>> Start MATERIALS PROVIDED

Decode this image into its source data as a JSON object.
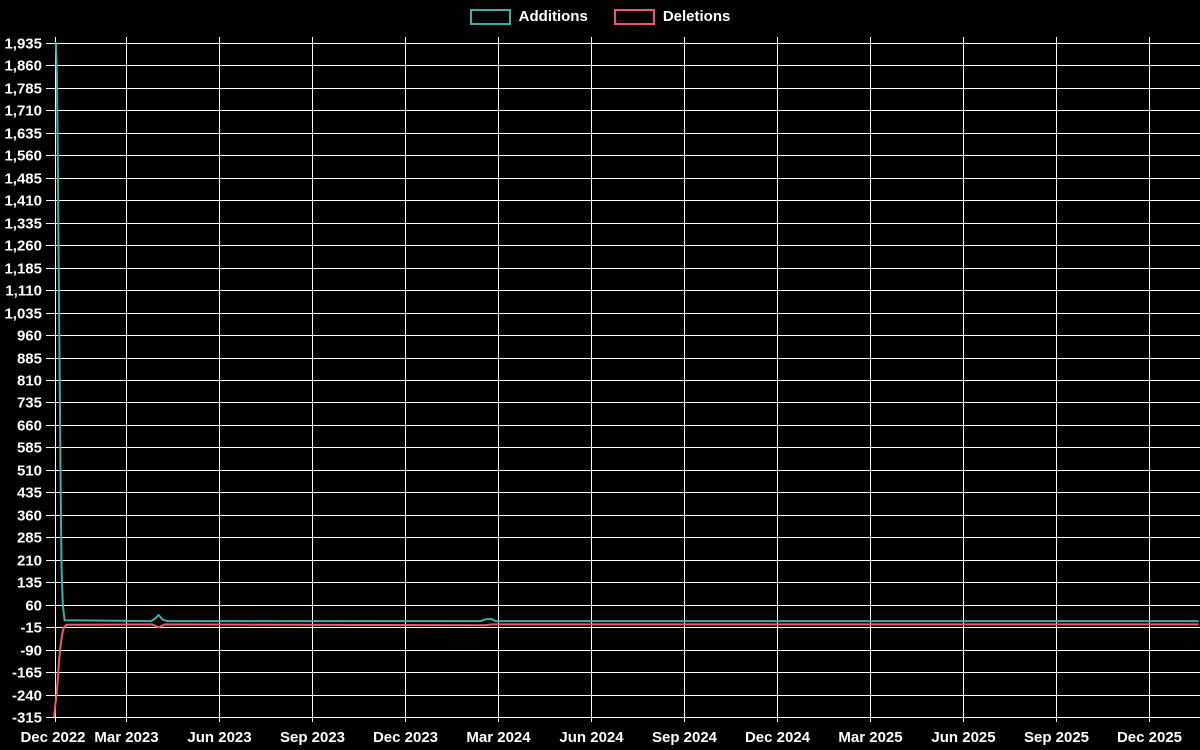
{
  "page": {
    "background_color": "#000000",
    "text_color": "#ffffff",
    "gridline_color": "#ffffff"
  },
  "legend": {
    "items": [
      {
        "label": "Additions",
        "color": "#3dafa9"
      },
      {
        "label": "Deletions",
        "color": "#f0566f"
      }
    ]
  },
  "chart_data": {
    "type": "line",
    "title": "",
    "xlabel": "",
    "ylabel": "",
    "grid": true,
    "legend_position": "top-center",
    "x_unit": "months since Dec 2022",
    "x_tick_labels": [
      "Dec 2022",
      "Mar 2023",
      "Jun 2023",
      "Sep 2023",
      "Dec 2023",
      "Mar 2024",
      "Jun 2024",
      "Sep 2024",
      "Dec 2024",
      "Mar 2025",
      "Jun 2025",
      "Sep 2025",
      "Dec 2025"
    ],
    "x_tick_months": [
      0,
      3,
      6,
      9,
      12,
      15,
      18,
      21,
      24,
      27,
      30,
      33,
      36
    ],
    "y_axis": {
      "min": -315,
      "max": 1935,
      "step": 75
    },
    "x_axis": {
      "data_start": 0.68,
      "data_end": 37.6
    },
    "series": [
      {
        "name": "Deletions",
        "color": "#f0566f",
        "points": [
          [
            0.68,
            -315
          ],
          [
            0.72,
            -275
          ],
          [
            0.76,
            -240
          ],
          [
            0.8,
            -190
          ],
          [
            0.84,
            -130
          ],
          [
            0.88,
            -85
          ],
          [
            0.92,
            -55
          ],
          [
            0.96,
            -30
          ],
          [
            1.0,
            -16
          ],
          [
            1.08,
            -7
          ],
          [
            3.85,
            -6
          ],
          [
            4.05,
            -16
          ],
          [
            4.25,
            -6
          ],
          [
            14.6,
            -9
          ],
          [
            14.8,
            -6
          ],
          [
            37.6,
            -6
          ]
        ]
      },
      {
        "name": "Additions",
        "color": "#3dafa9",
        "points": [
          [
            0.71,
            1935
          ],
          [
            0.74,
            1935
          ],
          [
            0.77,
            1830
          ],
          [
            0.8,
            1560
          ],
          [
            0.83,
            1190
          ],
          [
            0.86,
            810
          ],
          [
            0.89,
            470
          ],
          [
            0.92,
            190
          ],
          [
            0.96,
            60
          ],
          [
            1.02,
            8
          ],
          [
            3.8,
            5
          ],
          [
            3.95,
            14
          ],
          [
            4.05,
            26
          ],
          [
            4.18,
            10
          ],
          [
            4.32,
            5
          ],
          [
            14.45,
            5
          ],
          [
            14.6,
            11
          ],
          [
            14.78,
            12
          ],
          [
            14.92,
            5
          ],
          [
            37.6,
            5
          ]
        ]
      }
    ]
  }
}
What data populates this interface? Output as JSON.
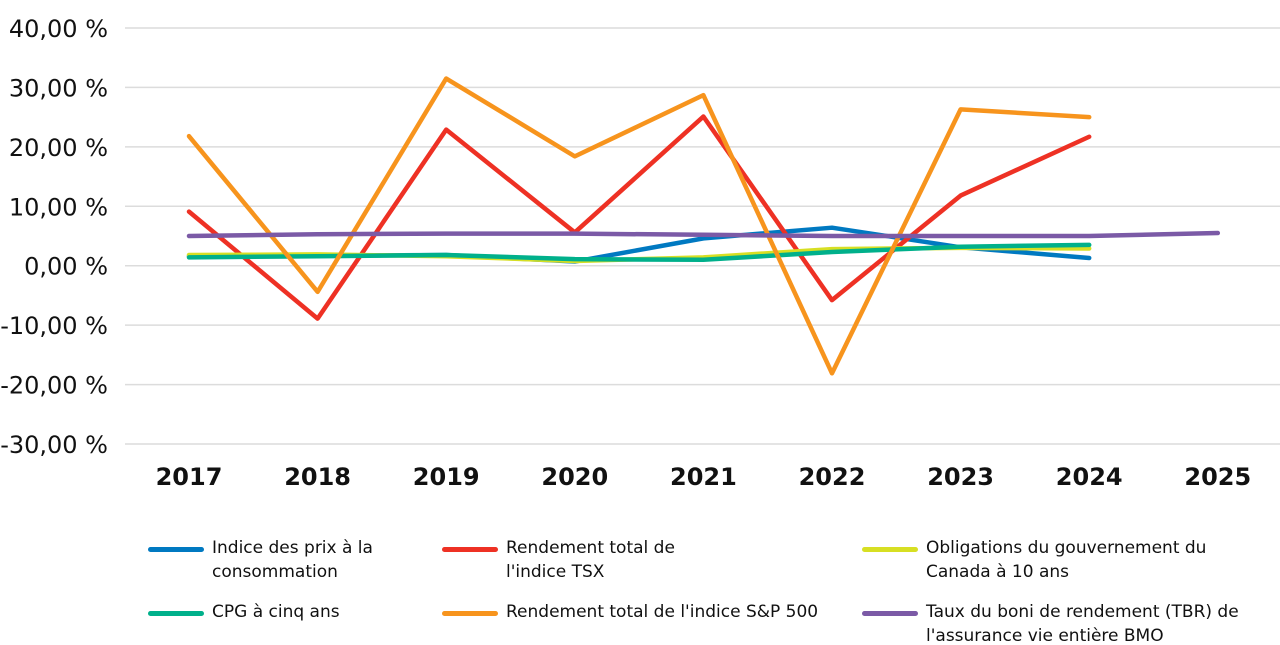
{
  "chart_data": {
    "type": "line",
    "title": "",
    "xlabel": "",
    "ylabel": "",
    "categories": [
      "2017",
      "2018",
      "2019",
      "2020",
      "2021",
      "2022",
      "2023",
      "2024",
      "2025"
    ],
    "ylim": [
      -30,
      40
    ],
    "yticks": [
      40,
      30,
      20,
      10,
      0,
      -10,
      -20,
      -30
    ],
    "ytick_labels": [
      "40,00 %",
      "30,00 %",
      "20,00 %",
      "10,00 %",
      "0,00 %",
      "-10,00 %",
      "-20,00 %",
      "-30,00 %"
    ],
    "grid": true,
    "legend_position": "bottom",
    "series": [
      {
        "name": "Indice des prix à la consommation",
        "color": "#0079C1",
        "values": [
          1.6,
          1.7,
          1.8,
          0.7,
          4.6,
          6.4,
          3.1,
          1.3,
          null
        ]
      },
      {
        "name": "Rendement total de l'indice TSX",
        "color": "#EE3124",
        "values": [
          9.1,
          -8.9,
          22.9,
          5.6,
          25.1,
          -5.8,
          11.8,
          21.7,
          null
        ]
      },
      {
        "name": "Obligations du gouvernement du Canada à 10 ans",
        "color": "#D7DF23",
        "values": [
          1.8,
          1.9,
          1.6,
          0.8,
          1.4,
          2.8,
          3.0,
          2.9,
          null
        ]
      },
      {
        "name": "CPG à cinq ans",
        "color": "#00B08B",
        "values": [
          1.4,
          1.6,
          1.8,
          1.1,
          1.0,
          2.3,
          3.2,
          3.5,
          null
        ]
      },
      {
        "name": "Rendement total de l'indice S&P 500",
        "color": "#F7941D",
        "values": [
          21.8,
          -4.4,
          31.5,
          18.4,
          28.7,
          -18.1,
          26.3,
          25.0,
          null
        ]
      },
      {
        "name": "Taux du boni de rendement (TBR) de l'assurance vie entière BMO",
        "color": "#7B5AA6",
        "values": [
          5.0,
          5.3,
          5.4,
          5.4,
          5.2,
          5.0,
          5.0,
          5.0,
          5.5
        ]
      }
    ]
  },
  "legend": {
    "items": [
      {
        "line1": "Indice des prix à la",
        "line2": "consommation",
        "color": "#0079C1"
      },
      {
        "line1": "Rendement total de",
        "line2": "l'indice TSX",
        "color": "#EE3124"
      },
      {
        "line1": "Obligations du gouvernement du",
        "line2": "Canada à 10 ans",
        "color": "#D7DF23"
      },
      {
        "line1": "CPG à cinq ans",
        "line2": "",
        "color": "#00B08B"
      },
      {
        "line1": "Rendement total de l'indice S&P 500",
        "line2": "",
        "color": "#F7941D"
      },
      {
        "line1": "Taux du boni de rendement (TBR) de",
        "line2": "l'assurance vie entière BMO",
        "color": "#7B5AA6"
      }
    ]
  }
}
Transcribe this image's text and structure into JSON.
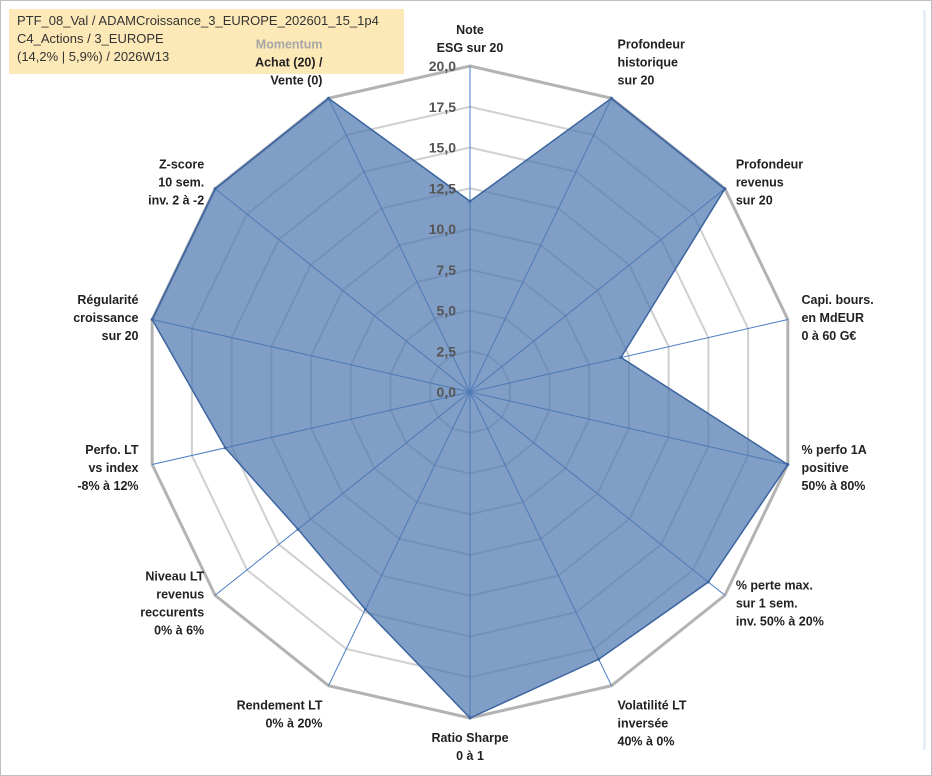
{
  "info": {
    "line1": "PTF_08_Val / ADAMCroissance_3_EUROPE_202601_15_1p4",
    "line2": "C4_Actions / 3_EUROPE",
    "line3": "(14,2% | 5,9%) / 2026W13"
  },
  "chart_data": {
    "type": "radar",
    "rmin": 0,
    "rmax": 20,
    "tick_step": 2.5,
    "tick_labels": [
      "0,0",
      "2,5",
      "5,0",
      "7,5",
      "10,0",
      "12,5",
      "15,0",
      "17,5",
      "20,0"
    ],
    "grid": true,
    "fill_color": "#4f78b0",
    "line_color": "#3b64a0",
    "grid_color": "#bfbfbf",
    "axes": [
      {
        "label": [
          "Note",
          "ESG sur 20"
        ]
      },
      {
        "label": [
          "Profondeur",
          "historique",
          "sur 20"
        ]
      },
      {
        "label": [
          "Profondeur",
          "revenus",
          "sur 20"
        ]
      },
      {
        "label": [
          "Capi. bours.",
          "en MdEUR",
          "0 à 60 G€"
        ]
      },
      {
        "label": [
          "% perfo 1A",
          "positive",
          "50% à 80%"
        ]
      },
      {
        "label": [
          "% perte max.",
          "sur 1 sem.",
          "inv. 50% à 20%"
        ]
      },
      {
        "label": [
          "Volatilité LT",
          "inversée",
          "40% à 0%"
        ]
      },
      {
        "label": [
          "Ratio Sharpe",
          "0 à 1"
        ]
      },
      {
        "label": [
          "Rendement LT",
          "0% à 20%"
        ]
      },
      {
        "label": [
          "Niveau LT",
          "revenus",
          "reccurents",
          "0% à 6%"
        ]
      },
      {
        "label": [
          "Perfo. LT",
          "vs index",
          "-8% à 12%"
        ]
      },
      {
        "label": [
          "Régularité",
          "croissance",
          "sur 20"
        ]
      },
      {
        "label": [
          "Z-score",
          "10 sem.",
          "inv. 2 à -2"
        ]
      },
      {
        "label": [
          "Momentum",
          "Achat (20) /",
          "Vente (0)"
        ]
      }
    ],
    "series": [
      {
        "values": [
          11.7,
          20,
          20,
          9.5,
          20,
          18.7,
          18.2,
          20,
          14.8,
          13.5,
          15.4,
          20,
          20,
          20
        ]
      }
    ]
  }
}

>> End MATERIALS PROVIDED

PROBLEM REQUIREMENTS >> In the copy, include no pictures; restate the listing above exactly.

COMPLETED EXERCISE >>
Decode this image into its source data as a JSON object.
{
  "page": {
    "background_color": "#000000",
    "text_color": "#ffffff",
    "gridline_color": "#ffffff"
  },
  "legend": {
    "items": [
      {
        "label": "Additions",
        "color": "#3dafa9"
      },
      {
        "label": "Deletions",
        "color": "#f0566f"
      }
    ]
  },
  "chart_data": {
    "type": "line",
    "title": "",
    "xlabel": "",
    "ylabel": "",
    "grid": true,
    "legend_position": "top-center",
    "x_unit": "months since Dec 2022",
    "x_tick_labels": [
      "Dec 2022",
      "Mar 2023",
      "Jun 2023",
      "Sep 2023",
      "Dec 2023",
      "Mar 2024",
      "Jun 2024",
      "Sep 2024",
      "Dec 2024",
      "Mar 2025",
      "Jun 2025",
      "Sep 2025",
      "Dec 2025"
    ],
    "x_tick_months": [
      0,
      3,
      6,
      9,
      12,
      15,
      18,
      21,
      24,
      27,
      30,
      33,
      36
    ],
    "y_axis": {
      "min": -315,
      "max": 1935,
      "step": 75
    },
    "x_axis": {
      "data_start": 0.68,
      "data_end": 37.6
    },
    "series": [
      {
        "name": "Deletions",
        "color": "#f0566f",
        "points": [
          [
            0.68,
            -315
          ],
          [
            0.72,
            -275
          ],
          [
            0.76,
            -240
          ],
          [
            0.8,
            -190
          ],
          [
            0.84,
            -130
          ],
          [
            0.88,
            -85
          ],
          [
            0.92,
            -55
          ],
          [
            0.96,
            -30
          ],
          [
            1.0,
            -16
          ],
          [
            1.08,
            -7
          ],
          [
            3.85,
            -6
          ],
          [
            4.05,
            -16
          ],
          [
            4.25,
            -6
          ],
          [
            14.6,
            -9
          ],
          [
            14.8,
            -6
          ],
          [
            37.6,
            -6
          ]
        ]
      },
      {
        "name": "Additions",
        "color": "#3dafa9",
        "points": [
          [
            0.71,
            1935
          ],
          [
            0.74,
            1935
          ],
          [
            0.77,
            1830
          ],
          [
            0.8,
            1560
          ],
          [
            0.83,
            1190
          ],
          [
            0.86,
            810
          ],
          [
            0.89,
            470
          ],
          [
            0.92,
            190
          ],
          [
            0.96,
            60
          ],
          [
            1.02,
            8
          ],
          [
            3.8,
            5
          ],
          [
            3.95,
            14
          ],
          [
            4.05,
            26
          ],
          [
            4.18,
            10
          ],
          [
            4.32,
            5
          ],
          [
            14.45,
            5
          ],
          [
            14.6,
            11
          ],
          [
            14.78,
            12
          ],
          [
            14.92,
            5
          ],
          [
            37.6,
            5
          ]
        ]
      }
    ]
  }
}
What data populates this interface? Output as JSON.
{
  "chart_data": {
    "type": "line",
    "title": "",
    "xlabel": "",
    "ylabel": "",
    "categories": [
      "2017",
      "2018",
      "2019",
      "2020",
      "2021",
      "2022",
      "2023",
      "2024",
      "2025"
    ],
    "ylim": [
      -30,
      40
    ],
    "yticks": [
      40,
      30,
      20,
      10,
      0,
      -10,
      -20,
      -30
    ],
    "ytick_labels": [
      "40,00 %",
      "30,00 %",
      "20,00 %",
      "10,00 %",
      "0,00 %",
      "-10,00 %",
      "-20,00 %",
      "-30,00 %"
    ],
    "grid": true,
    "legend_position": "bottom",
    "series": [
      {
        "name": "Indice des prix à la consommation",
        "color": "#0079C1",
        "values": [
          1.6,
          1.7,
          1.8,
          0.7,
          4.6,
          6.4,
          3.1,
          1.3,
          null
        ]
      },
      {
        "name": "Rendement total de l'indice TSX",
        "color": "#EE3124",
        "values": [
          9.1,
          -8.9,
          22.9,
          5.6,
          25.1,
          -5.8,
          11.8,
          21.7,
          null
        ]
      },
      {
        "name": "Obligations du gouvernement du Canada à 10 ans",
        "color": "#D7DF23",
        "values": [
          1.8,
          1.9,
          1.6,
          0.8,
          1.4,
          2.8,
          3.0,
          2.9,
          null
        ]
      },
      {
        "name": "CPG à cinq ans",
        "color": "#00B08B",
        "values": [
          1.4,
          1.6,
          1.8,
          1.1,
          1.0,
          2.3,
          3.2,
          3.5,
          null
        ]
      },
      {
        "name": "Rendement total de l'indice S&P 500",
        "color": "#F7941D",
        "values": [
          21.8,
          -4.4,
          31.5,
          18.4,
          28.7,
          -18.1,
          26.3,
          25.0,
          null
        ]
      },
      {
        "name": "Taux du boni de rendement (TBR) de l'assurance vie entière BMO",
        "color": "#7B5AA6",
        "values": [
          5.0,
          5.3,
          5.4,
          5.4,
          5.2,
          5.0,
          5.0,
          5.0,
          5.5
        ]
      }
    ]
  },
  "legend": {
    "items": [
      {
        "line1": "Indice des prix à la",
        "line2": "consommation",
        "color": "#0079C1"
      },
      {
        "line1": "Rendement total de",
        "line2": "l'indice TSX",
        "color": "#EE3124"
      },
      {
        "line1": "Obligations du gouvernement du",
        "line2": "Canada à 10 ans",
        "color": "#D7DF23"
      },
      {
        "line1": "CPG à cinq ans",
        "line2": "",
        "color": "#00B08B"
      },
      {
        "line1": "Rendement total de l'indice S&P 500",
        "line2": "",
        "color": "#F7941D"
      },
      {
        "line1": "Taux du boni de rendement (TBR) de",
        "line2": "l'assurance vie entière BMO",
        "color": "#7B5AA6"
      }
    ]
  }
}
Transcribe this image's text and structure into JSON.
{
  "info": {
    "line1": "PTF_08_Val / ADAMCroissance_3_EUROPE_202601_15_1p4",
    "line2": "C4_Actions / 3_EUROPE",
    "line3": "(14,2% | 5,9%) / 2026W13"
  },
  "chart_data": {
    "type": "radar",
    "rmin": 0,
    "rmax": 20,
    "tick_step": 2.5,
    "tick_labels": [
      "0,0",
      "2,5",
      "5,0",
      "7,5",
      "10,0",
      "12,5",
      "15,0",
      "17,5",
      "20,0"
    ],
    "grid": true,
    "fill_color": "#4f78b0",
    "line_color": "#3b64a0",
    "grid_color": "#bfbfbf",
    "axes": [
      {
        "label": [
          "Note",
          "ESG sur 20"
        ]
      },
      {
        "label": [
          "Profondeur",
          "historique",
          "sur 20"
        ]
      },
      {
        "label": [
          "Profondeur",
          "revenus",
          "sur 20"
        ]
      },
      {
        "label": [
          "Capi. bours.",
          "en MdEUR",
          "0 à 60 G€"
        ]
      },
      {
        "label": [
          "% perfo 1A",
          "positive",
          "50% à 80%"
        ]
      },
      {
        "label": [
          "% perte max.",
          "sur 1 sem.",
          "inv. 50% à 20%"
        ]
      },
      {
        "label": [
          "Volatilité LT",
          "inversée",
          "40% à 0%"
        ]
      },
      {
        "label": [
          "Ratio Sharpe",
          "0 à 1"
        ]
      },
      {
        "label": [
          "Rendement LT",
          "0% à 20%"
        ]
      },
      {
        "label": [
          "Niveau LT",
          "revenus",
          "reccurents",
          "0% à 6%"
        ]
      },
      {
        "label": [
          "Perfo. LT",
          "vs index",
          "-8% à 12%"
        ]
      },
      {
        "label": [
          "Régularité",
          "croissance",
          "sur 20"
        ]
      },
      {
        "label": [
          "Z-score",
          "10 sem.",
          "inv. 2 à -2"
        ]
      },
      {
        "label": [
          "Momentum",
          "Achat (20) /",
          "Vente (0)"
        ]
      }
    ],
    "series": [
      {
        "values": [
          11.7,
          20,
          20,
          9.5,
          20,
          18.7,
          18.2,
          20,
          14.8,
          13.5,
          15.4,
          20,
          20,
          20
        ]
      }
    ]
  }
}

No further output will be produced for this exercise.